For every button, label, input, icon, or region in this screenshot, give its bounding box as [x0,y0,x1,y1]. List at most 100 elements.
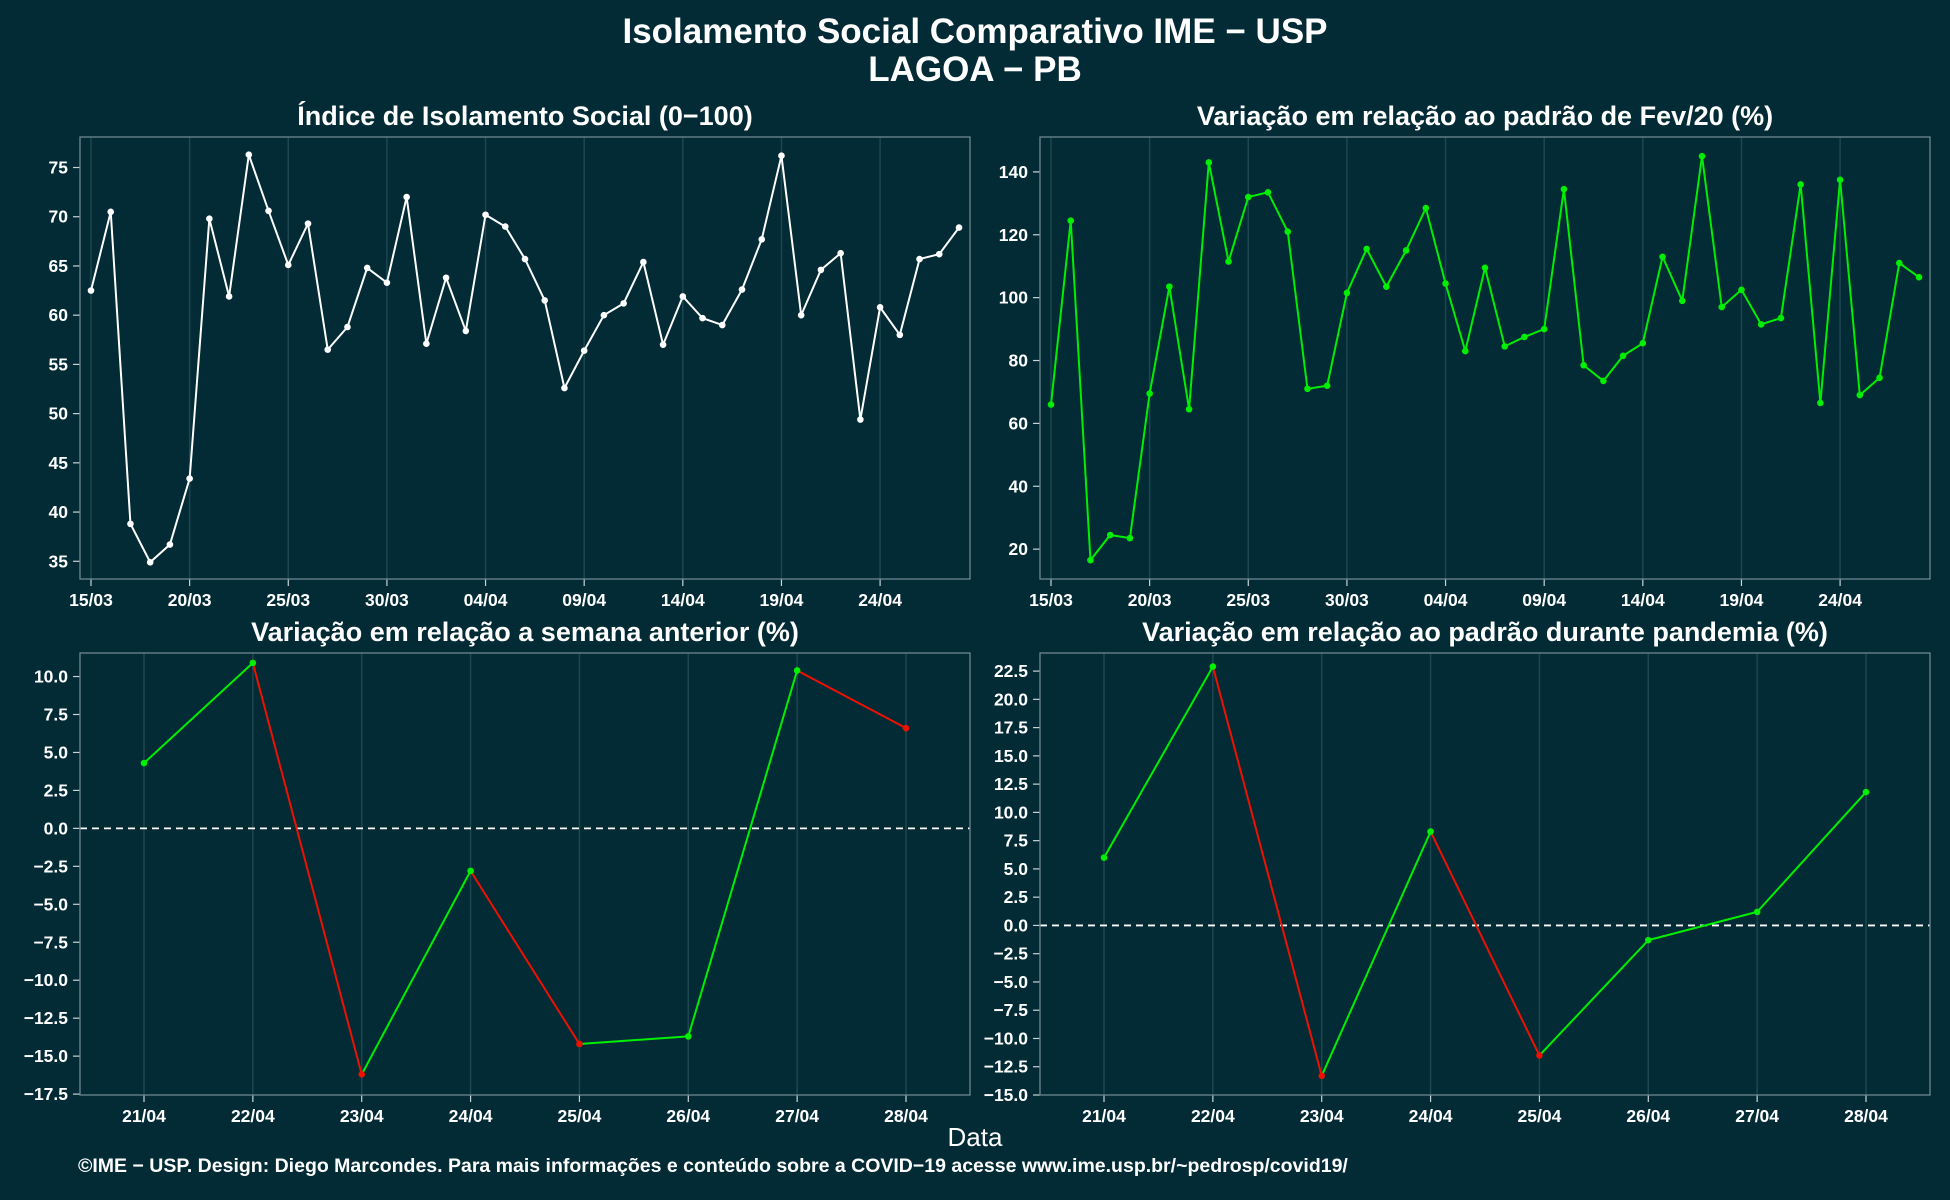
data-point [1087,556,1094,564]
x-tick-label: 30/03 [365,590,409,610]
data-point [358,1071,366,1078]
y-tick-label: 20.0 [994,689,1028,709]
data-point [521,255,529,263]
data-point [344,323,351,331]
series-segment [1320,831,1432,1077]
data-point [107,208,115,216]
y-tick-label: 2.5 [1004,887,1029,907]
data-point [576,1040,583,1048]
panel-title-feb-variation: Variação em relação ao padrão de Fev/20 … [1196,101,1774,131]
plot-frame [79,652,971,1096]
x-tick-label: 21/04 [122,1106,166,1126]
data-point [758,236,766,243]
x-tick-label: 24/04 [449,1106,493,1126]
data-point [640,258,647,266]
data-point [87,287,95,294]
series-line [90,154,960,564]
x-tick-label: 27/04 [775,1106,819,1126]
y-tick-label: 5.0 [1004,859,1029,879]
data-point [1185,405,1193,413]
data-point [1876,374,1883,382]
data-point [1205,159,1213,166]
data-point [916,255,923,263]
y-tick-label: 10.0 [994,802,1028,822]
series-segment [251,662,363,1075]
x-tick-label: 14/04 [1621,590,1665,610]
y-tick-label: 15.0 [994,746,1028,766]
x-tick-label: 27/04 [1735,1106,1779,1126]
y-tick-label: 35 [49,551,69,571]
data-point [245,151,253,159]
data-point [1343,289,1351,297]
data-point [902,724,910,732]
isolation-index-chart: 15/03 20/03 25/03 30/03 04/04 09/04 14/04 19/04… [49,136,971,610]
y-tick-label: 5.0 [44,742,69,762]
y-tick-label: 40 [1009,476,1029,496]
feb-variation-chart: 15/03 20/03 25/03 30/03 04/04 09/04 14/04 19/04… [999,136,1931,610]
y-tick-label: 75 [49,158,69,178]
x-tick-label: 20/03 [168,590,212,610]
data-point [793,667,801,674]
data-point [1619,352,1627,360]
x-tick-label: 20/03 [1128,590,1172,610]
data-point [1225,258,1232,265]
x-tick-label: 25/03 [1226,590,1270,610]
y-tick-label: −10.0 [984,1028,1029,1048]
y-tick-label: 60 [49,305,69,325]
y-tick-label: 7.5 [1004,831,1029,851]
data-point [304,220,312,227]
x-tick-label: 28/04 [884,1106,928,1126]
data-point [1580,361,1587,369]
data-point [1100,854,1108,861]
data-point [265,207,272,215]
data-point [580,347,588,354]
y-tick-label: 12.5 [994,774,1028,794]
data-point [876,304,884,311]
data-point [363,264,371,272]
y-tick-label: 20 [1009,539,1029,559]
x-tick-label: 26/04 [1626,1106,1670,1126]
y-tick-label: −12.5 [24,1008,69,1028]
y-tick-label: 120 [999,225,1028,245]
data-point [1856,391,1864,399]
panel-title-isolation-index: Índice de Isolamento Social (0−100) [297,101,753,131]
data-point [1047,401,1055,408]
x-tick-label: 21/04 [1082,1106,1126,1126]
data-point [1862,788,1870,796]
series-segment [143,662,254,764]
data-point [561,384,568,392]
data-point [955,224,963,231]
series-segment [1648,910,1758,942]
data-point [166,541,174,548]
x-tick-label: 15/03 [69,590,113,610]
series-segment [1429,831,1541,1056]
series-segment [360,870,472,1075]
data-point [1209,663,1217,670]
data-point [1836,176,1844,184]
y-tick-label: −2.5 [33,856,68,876]
data-point [600,311,608,319]
data-point [249,659,257,667]
x-tick-label: 24/04 [1818,590,1862,610]
x-tick-label: 25/04 [558,1106,602,1126]
main-subtitle: LAGOA − PB [868,50,1082,89]
x-tick-label: 28/04 [1844,1106,1888,1126]
data-point [684,1033,692,1040]
data-point [1481,264,1489,272]
data-point [442,274,450,282]
data-point [1323,382,1331,389]
x-tick-label: 23/04 [340,1106,384,1126]
panel-title-weekly-variation: Variação em relação a semana anterior (%… [251,617,799,647]
data-point [857,416,864,423]
data-point [837,249,844,257]
y-tick-label: 60 [1009,413,1029,433]
data-point [1644,936,1652,944]
data-point [1106,531,1114,539]
x-tick-label: 26/04 [666,1106,710,1126]
series-segment [1103,666,1214,859]
data-point [423,340,430,348]
data-point [146,558,154,566]
plot-frame [79,136,971,580]
x-tick-label: 24/04 [858,590,902,610]
data-point [659,341,667,349]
============
## WHAT IS ASKED
Pick out each row above that contains the string "plot", treating uppercase and lowercase as different.

## FINISHED ANSWER
plot-frame [79,652,971,1096]
plot-frame [79,136,971,580]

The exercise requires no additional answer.